[Colloquium] Talks at TTIC: Ross Girshick, UC Berkeley

Mon Feb 17 11:18:18 CST 2014

When:     Friday, February 21st at 11am

Where:    TTIC, 6045 S Kenwood Avenue, 5th Floor, Room #526

Speaker:  Ross Girshick, UC Berkeley

Title:       Learning Architectures for Visual Object Recognition

Abstract:

It's an exciting time in computer vision. We're rapidly making progress on
fundamental problems such as object recognition and human pose estimation.
When I started my Ph.D. in 2007, the best object detection system could
achieve a mean average precision (mAP) of only 21% on our standard
benchmark dataset (PASCAL VOC 2007). In this talk I'll describe two
systems, one developed during my Ph.D. and the other during my postdoc,
that have more than doubled object detection performance (to 54% mAP) over
the last seven years.

------------------------

▶ [Work to complete]: Extend the colloquium announcement for the object recognition talk, starting right after its last sentence.

▶ [Data extract]:
------------------------

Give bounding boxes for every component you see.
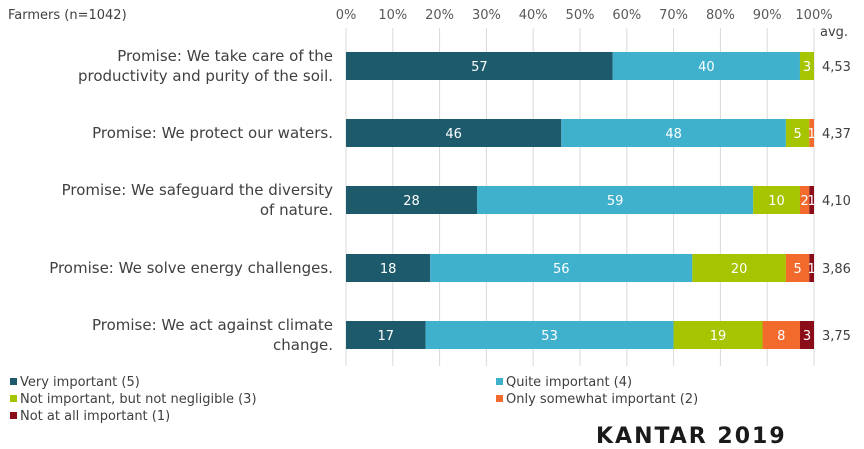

------------------------

▶ [Exercise result]:
The first system, Deformable Part Models (or DPM), is based on an elegant
framework in which object categories are represented by a type of
context-free grammar. These grammars allow object detectors to be specified
recursively in terms of parts and subparts. Grammars can also naturally
model object classes with variable structure and distinct subclasses. I
will describe how we systematically improved object detection performance
by increasing the structural sophistication of our detectors within this
framework.

In the second part of the talk, I will describe a new approach to object
detection that is already achieving remarkable results. This approach,
Regions with Convolutional Neural Network Features (or R-CNN), applies a
large convolutional neural network to image regions generated by a
bottom-up segmentation algorithm. The key insight behind this work is that
one can train a ConvNet on a large-scale image classification dataset
(ImageNet) and then transfer the learned representation to the problem of
object detection, where we are typically short on labeled training data.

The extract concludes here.